__TASK GOAL__: Please transcribe the data below exactly. Leave the pictures out.

Stored items from a collection:
########

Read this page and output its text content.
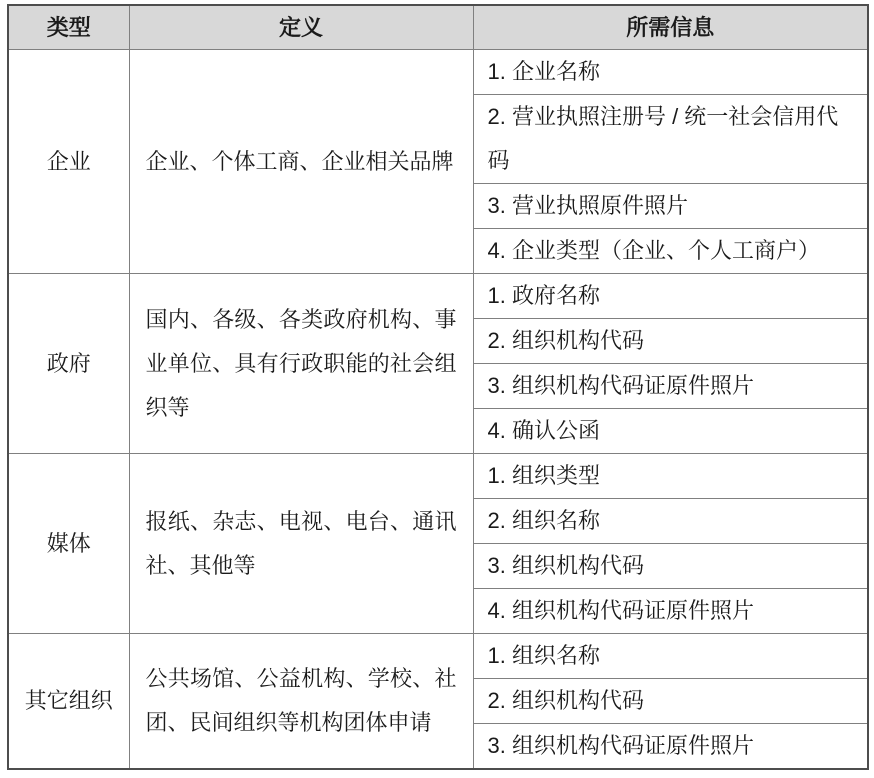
类型	定义	所需信息
企业	企业、个体工商、企业相关品牌	1. 企业名称
		2. 营业执照注册号 / 统一社会信用代码
		3. 营业执照原件照片
		4. 企业类型（企业、个人工商户）
政府	国内、各级、各类政府机构、事业单位、具有行政职能的社会组织等	1. 政府名称
		2. 组织机构代码
		3. 组织机构代码证原件照片
		4. 确认公函
媒体	报纸、杂志、电视、电台、通讯社、其他等	1. 组织类型
		2. 组织名称
		3. 组织机构代码
		4. 组织机构代码证原件照片
其它组织	公共场馆、公益机构、学校、社团、民间组织等机构团体申请	1. 组织名称
		2. 组织机构代码
		3. 组织机构代码证原件照片
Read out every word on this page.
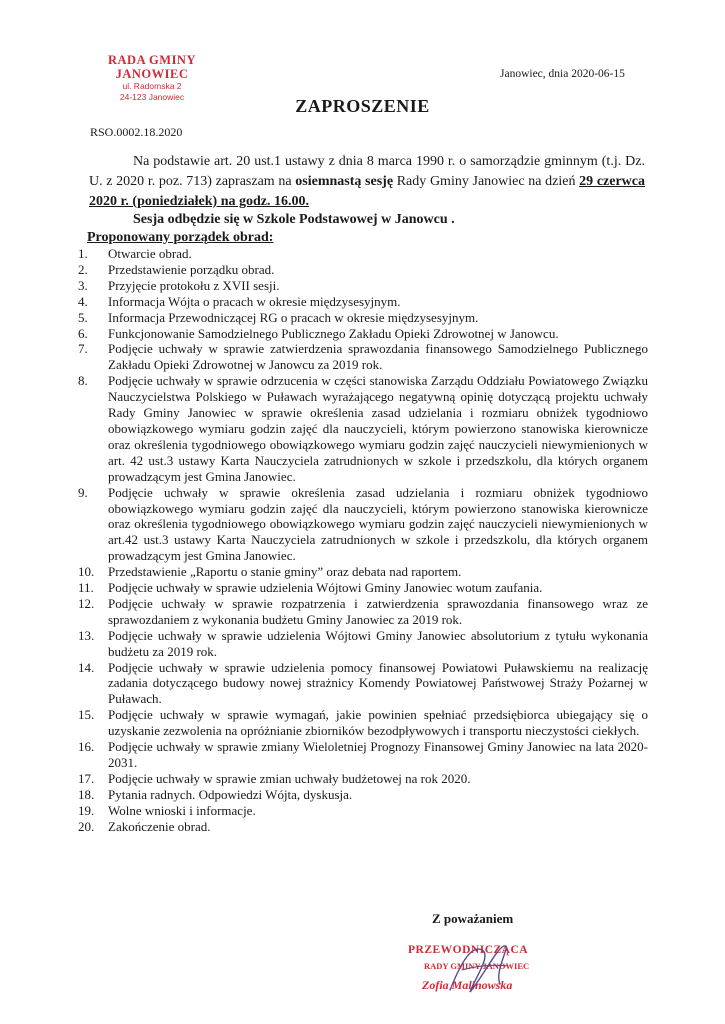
RADA GMINY
JANOWIEC
ul. Radomska 2
24-123 Janowiec
Janowiec, dnia 2020-06-15
ZAPROSZENIE
RSO.0002.18.2020
Na podstawie art. 20 ust.1 ustawy z dnia 8 marca 1990 r. o samorządzie gminnym (t.j. Dz. U. z 2020 r. poz. 713) zapraszam na osiemnastą sesję Rady Gminy Janowiec na dzień 29 czerwca 2020 r. (poniedziałek) na godz. 16.00.
Sesja odbędzie się w Szkole Podstawowej w Janowcu .
Proponowany porządek obrad:
1.	Otwarcie obrad.
2.	Przedstawienie porządku obrad.
3.	Przyjęcie protokołu z XVII sesji.
4.	Informacja Wójta o pracach w okresie międzysesyjnym.
5.	Informacja Przewodniczącej RG o pracach w okresie międzysesyjnym.
6.	Funkcjonowanie Samodzielnego Publicznego Zakładu Opieki Zdrowotnej w Janowcu.
7.	Podjęcie uchwały w sprawie zatwierdzenia sprawozdania finansowego Samodzielnego Publicznego Zakładu Opieki Zdrowotnej w Janowcu za 2019 rok.
8.	Podjęcie uchwały w sprawie odrzucenia w części stanowiska Zarządu Oddziału Powiatowego Związku Nauczycielstwa Polskiego w Puławach wyrażającego negatywną opinię dotyczącą projektu uchwały Rady Gminy Janowiec w sprawie określenia zasad udzielania i rozmiaru obniżek tygodniowo obowiązkowego wymiaru godzin zajęć dla nauczycieli, którym powierzono stanowiska kierownicze oraz określenia tygodniowego obowiązkowego wymiaru godzin zajęć nauczycieli niewymienionych w art. 42 ust.3 ustawy Karta Nauczyciela zatrudnionych w szkole i przedszkolu, dla których organem prowadzącym jest Gmina Janowiec.
9.	Podjęcie uchwały w sprawie określenia zasad udzielania i rozmiaru obniżek tygodniowo obowiązkowego wymiaru godzin zajęć dla nauczycieli, którym powierzono stanowiska kierownicze oraz określenia tygodniowego obowiązkowego wymiaru godzin zajęć nauczycieli niewymienionych w art.42 ust.3 ustawy Karta Nauczyciela zatrudnionych w szkole i przedszkolu, dla których organem prowadzącym jest Gmina Janowiec.
10.	Przedstawienie „Raportu o stanie gminy” oraz debata nad raportem.
11.	Podjęcie uchwały w sprawie udzielenia Wójtowi Gminy Janowiec wotum zaufania.
12.	Podjęcie uchwały w sprawie rozpatrzenia i zatwierdzenia sprawozdania finansowego wraz ze sprawozdaniem z wykonania budżetu Gminy Janowiec za 2019 rok.
13.	Podjęcie uchwały w sprawie udzielenia Wójtowi Gminy Janowiec absolutorium z tytułu wykonania budżetu za 2019 rok.
14.	Podjęcie uchwały w sprawie udzielenia pomocy finansowej Powiatowi Puławskiemu na realizację zadania dotyczącego budowy nowej strażnicy Komendy Powiatowej Państwowej Straży Pożarnej w Puławach.
15.	Podjęcie uchwały w sprawie wymagań, jakie powinien spełniać przedsiębiorca ubiegający się o uzyskanie zezwolenia na opróżnianie zbiorników bezodpływowych i transportu nieczystości ciekłych.
16.	Podjęcie uchwały w sprawie zmiany Wieloletniej Prognozy Finansowej Gminy Janowiec na lata 2020-2031.
17.	Podjęcie uchwały w sprawie zmian uchwały budżetowej na rok 2020.
18.	Pytania radnych. Odpowiedzi Wójta, dyskusja.
19.	Wolne wnioski i informacje.
20.	Zakończenie obrad.
Z poważaniem
PRZEWODNICZĄCA
RADY GMINY JANOWIEC
Zofia Malinowska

########

__OUTPUT OF THE EXERCISE__:
Read this page and output its text content.
类型	定义	所需信息
企业	企业、个体工商、企业相关品牌	1. 企业名称
		2. 营业执照注册号 / 统一社会信用代码
		3. 营业执照原件照片
		4. 企业类型（企业、个人工商户）
政府	国内、各级、各类政府机构、事业单位、具有行政职能的社会组织等	1. 政府名称
		2. 组织机构代码
		3. 组织机构代码证原件照片
		4. 确认公函
媒体	报纸、杂志、电视、电台、通讯社、其他等	1. 组织类型
		2. 组织名称
		3. 组织机构代码
		4. 组织机构代码证原件照片
其它组织	公共场馆、公益机构、学校、社团、民间组织等机构团体申请	1. 组织名称
		2. 组织机构代码
		3. 组织机构代码证原件照片
Read out every word on this page.
RADA GMINY
JANOWIEC
ul. Radomska 2
24-123 Janowiec
Janowiec, dnia 2020-06-15
ZAPROSZENIE
RSO.0002.18.2020
Na podstawie art. 20 ust.1 ustawy z dnia 8 marca 1990 r. o samorządzie gminnym (t.j. Dz. U. z 2020 r. poz. 713) zapraszam na osiemnastą sesję Rady Gminy Janowiec na dzień 29 czerwca 2020 r. (poniedziałek) na godz. 16.00.
Sesja odbędzie się w Szkole Podstawowej w Janowcu .
Proponowany porządek obrad:
1.	Otwarcie obrad.
2.	Przedstawienie porządku obrad.
3.	Przyjęcie protokołu z XVII sesji.
4.	Informacja Wójta o pracach w okresie międzysesyjnym.
5.	Informacja Przewodniczącej RG o pracach w okresie międzysesyjnym.
6.	Funkcjonowanie Samodzielnego Publicznego Zakładu Opieki Zdrowotnej w Janowcu.
7.	Podjęcie uchwały w sprawie zatwierdzenia sprawozdania finansowego Samodzielnego Publicznego Zakładu Opieki Zdrowotnej w Janowcu za 2019 rok.
8.	Podjęcie uchwały w sprawie odrzucenia w części stanowiska Zarządu Oddziału Powiatowego Związku Nauczycielstwa Polskiego w Puławach wyrażającego negatywną opinię dotyczącą projektu uchwały Rady Gminy Janowiec w sprawie określenia zasad udzielania i rozmiaru obniżek tygodniowo obowiązkowego wymiaru godzin zajęć dla nauczycieli, którym powierzono stanowiska kierownicze oraz określenia tygodniowego obowiązkowego wymiaru godzin zajęć nauczycieli niewymienionych w art. 42 ust.3 ustawy Karta Nauczyciela zatrudnionych w szkole i przedszkolu, dla których organem prowadzącym jest Gmina Janowiec.
9.	Podjęcie uchwały w sprawie określenia zasad udzielania i rozmiaru obniżek tygodniowo obowiązkowego wymiaru godzin zajęć dla nauczycieli, którym powierzono stanowiska kierownicze oraz określenia tygodniowego obowiązkowego wymiaru godzin zajęć nauczycieli niewymienionych w art.42 ust.3 ustawy Karta Nauczyciela zatrudnionych w szkole i przedszkolu, dla których organem prowadzącym jest Gmina Janowiec.
10.	Przedstawienie „Raportu o stanie gminy” oraz debata nad raportem.
11.	Podjęcie uchwały w sprawie udzielenia Wójtowi Gminy Janowiec wotum zaufania.
12.	Podjęcie uchwały w sprawie rozpatrzenia i zatwierdzenia sprawozdania finansowego wraz ze sprawozdaniem z wykonania budżetu Gminy Janowiec za 2019 rok.
13.	Podjęcie uchwały w sprawie udzielenia Wójtowi Gminy Janowiec absolutorium z tytułu wykonania budżetu za 2019 rok.
14.	Podjęcie uchwały w sprawie udzielenia pomocy finansowej Powiatowi Puławskiemu na realizację zadania dotyczącego budowy nowej strażnicy Komendy Powiatowej Państwowej Straży Pożarnej w Puławach.
15.	Podjęcie uchwały w sprawie wymagań, jakie powinien spełniać przedsiębiorca ubiegający się o uzyskanie zezwolenia na opróżnianie zbiorników bezodpływowych i transportu nieczystości ciekłych.
16.	Podjęcie uchwały w sprawie zmiany Wieloletniej Prognozy Finansowej Gminy Janowiec na lata 2020-2031.
17.	Podjęcie uchwały w sprawie zmian uchwały budżetowej na rok 2020.
18.	Pytania radnych. Odpowiedzi Wójta, dyskusja.
19.	Wolne wnioski i informacje.
20.	Zakończenie obrad.
Z poważaniem
PRZEWODNICZĄCA
RADY GMINY JANOWIEC
Zofia Malinowska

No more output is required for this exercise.